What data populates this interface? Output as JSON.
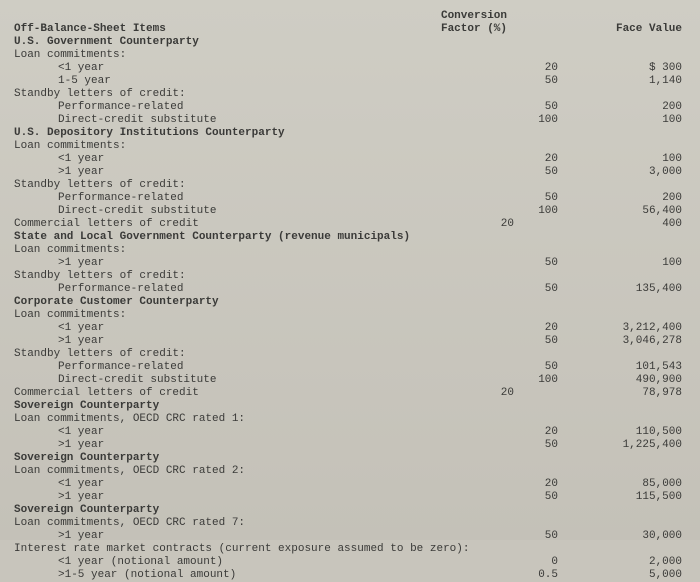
{
  "header": {
    "left": "Off-Balance-Sheet Items",
    "cf1": "Conversion",
    "cf2": "Factor (%)",
    "fv": "Face Value"
  },
  "rows": [
    {
      "label": "U.S. Government Counterparty",
      "bold": true
    },
    {
      "label": "Loan commitments:"
    },
    {
      "label": "<1 year",
      "indent": 2,
      "cf": "20",
      "fv": "$ 300"
    },
    {
      "label": "1-5 year",
      "indent": 2,
      "cf": "50",
      "fv": "1,140"
    },
    {
      "label": "Standby letters of credit:"
    },
    {
      "label": "Performance-related",
      "indent": 2,
      "cf": "50",
      "fv": "200"
    },
    {
      "label": "Direct-credit substitute",
      "indent": 2,
      "cf": "100",
      "fv": "100"
    },
    {
      "label": "U.S. Depository Institutions Counterparty",
      "bold": true
    },
    {
      "label": "Loan commitments:"
    },
    {
      "label": "<1 year",
      "indent": 2,
      "cf": "20",
      "fv": "100"
    },
    {
      "label": ">1 year",
      "indent": 2,
      "cf": "50",
      "fv": "3,000"
    },
    {
      "label": "Standby letters of credit:"
    },
    {
      "label": "Performance-related",
      "indent": 2,
      "cf": "50",
      "fv": "200"
    },
    {
      "label": "Direct-credit substitute",
      "indent": 2,
      "cf": "100",
      "fv": "56,400"
    },
    {
      "label": "Commercial letters of credit",
      "cf": "20",
      "fv": "400"
    },
    {
      "label": "State and Local Government Counterparty (revenue municipals)",
      "bold": true
    },
    {
      "label": "Loan commitments:"
    },
    {
      "label": ">1 year",
      "indent": 2,
      "cf": "50",
      "fv": "100"
    },
    {
      "label": "Standby letters of credit:"
    },
    {
      "label": "Performance-related",
      "indent": 2,
      "cf": "50",
      "fv": "135,400"
    },
    {
      "label": "Corporate Customer Counterparty",
      "bold": true
    },
    {
      "label": "Loan commitments:"
    },
    {
      "label": "<1 year",
      "indent": 2,
      "cf": "20",
      "fv": "3,212,400"
    },
    {
      "label": ">1 year",
      "indent": 2,
      "cf": "50",
      "fv": "3,046,278"
    },
    {
      "label": "Standby letters of credit:"
    },
    {
      "label": "Performance-related",
      "indent": 2,
      "cf": "50",
      "fv": "101,543"
    },
    {
      "label": "Direct-credit substitute",
      "indent": 2,
      "cf": "100",
      "fv": "490,900"
    },
    {
      "label": "Commercial letters of credit",
      "cf": "20",
      "fv": "78,978"
    },
    {
      "label": "Sovereign Counterparty",
      "bold": true
    },
    {
      "label": "Loan commitments, OECD CRC rated 1:"
    },
    {
      "label": "<1 year",
      "indent": 2,
      "cf": "20",
      "fv": "110,500"
    },
    {
      "label": ">1 year",
      "indent": 2,
      "cf": "50",
      "fv": "1,225,400"
    },
    {
      "label": "Sovereign Counterparty",
      "bold": true
    },
    {
      "label": "Loan commitments, OECD CRC rated 2:"
    },
    {
      "label": "<1 year",
      "indent": 2,
      "cf": "20",
      "fv": "85,000"
    },
    {
      "label": ">1 year",
      "indent": 2,
      "cf": "50",
      "fv": "115,500"
    },
    {
      "label": "Sovereign Counterparty",
      "bold": true
    },
    {
      "label": "Loan commitments, OECD CRC rated 7:"
    },
    {
      "label": ">1 year",
      "indent": 2,
      "cf": "50",
      "fv": "30,000"
    },
    {
      "label": "Interest rate market contracts (current exposure assumed to be zero):"
    },
    {
      "label": "<1 year (notional amount)",
      "indent": 2,
      "cf": "0",
      "fv": "2,000"
    },
    {
      "label": ">1-5 year (notional amount)",
      "indent": 2,
      "cf": "0.5",
      "fv": "5,000"
    }
  ]
}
════════
Given task: Using the material above, copy every line in which the string "Government" occurs.

Complete answer:
      "label": "U.S. Government Counterparty",
      "label": "State and Local Government Counterparty (revenue municipals)",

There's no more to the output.